▸ **Text provided**
------------------------------

I can understand why he wanted the recipe. This soup is so filling and warming. It’s jam-packed with root vegetables, leeks, celery and tomatoes, and for extra flavour it’s got chunks of succulent, juicy shin beef, that has been cooked to fall-apart softness. It’s the complete meal-in-a-bowl.
There are 2 secrets to my beef vegetable winter soup.
- The first secret lies in how you prepare the vegetables. Instead of being chopped into chunks, the vegetables are grated before being added to the cooked beef. As the vegetables cook, they disintegrate into the gravy, the flavours combining to form a thick delicious stock.
- The second secret is to add a handful of dried soup mix with the meat. The split peas, lentils and barley soften and swell, providing extra flavour and texture. This soup is so thick, you could almost eat it with a knife and fork!
Ingredients for Beef Vegetable Soup
I like to make a huge potful of this beef vegetable soup, eat half for one meal and freeze the rest for another day. I normally just let it cool, pour it into a suitable freezer-friendly container and pop it in the freezer.
The ingredients below will easily feed 4 hungry people as a complete meal, with enough left over for a second meal. If you want to make a smaller portion just halve the quantities.
You can get the complete recipe for this beef vegetable winter soup on the printable recipe card at the end of this post.
You will need about 400g good quality shin beef. Look for beef shin with a good marbling of fat and sinew. This all melts down into the soup as it cooks, forming the most delicious stock. Years ago you could buy shin beef with the slices of marrow bone still attached, but that is more difficult to come by these days. If you can get it, by all means use it. The marrow adds to the flavour of the soup. Just remove the bones before serving if you do use them.
Dried Soup Mix
You can get this from the soup section in any supermarket. It normally contains dried split peas, lentils and barley which add a a nice texture to the soup when cooked. I normally add about 2 handfuls, which is about 150g. If you can’t get it, you can leave this out,.

------------------------------

▸ **Material**
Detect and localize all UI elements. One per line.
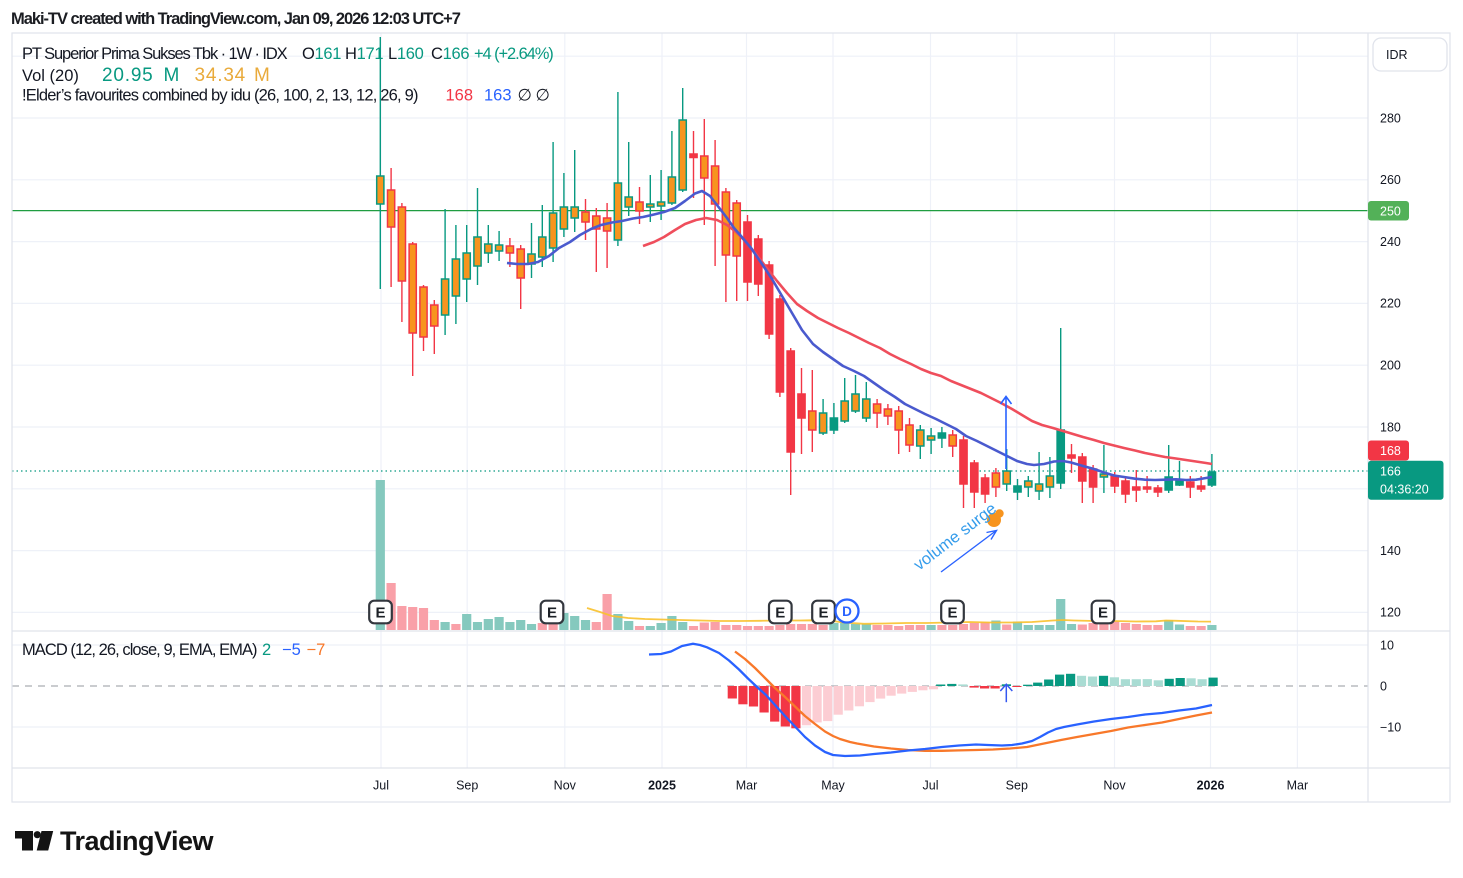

------------------------------

▸ **Exercises to complete**
(a) Answer these questions from the soup recipe text, one answer per line, marked (i), (ii) and (iii).
(i) What is done to the vegetables instead of chopping them into chunks?
(ii) About how much shin beef does the soup need?
(iii) How many hungry people will the listed ingredients feed as a complete meal?
(b) Copy the passage of the soup recipe text starting at "I can understand" and ending at "the complete meal-in-a-bowl.".
(c) List every dried ingredient that the soup recipe text says the dried soup mix contains.

▸ **Solved problems**
(a)
(i) They are grated.
(ii) About 400g.
(iii) 4 hungry people.

(b)
I can understand why he wanted the recipe. This soup is so filling and warming. It’s jam-packed with root vegetables, leeks, celery and tomatoes, and for extra flavour it’s got chunks of succulent, juicy shin beef, that has been cooked to fall-apart softness. It’s the complete meal-in-a-bowl.

(c)
split peas
lentils
barley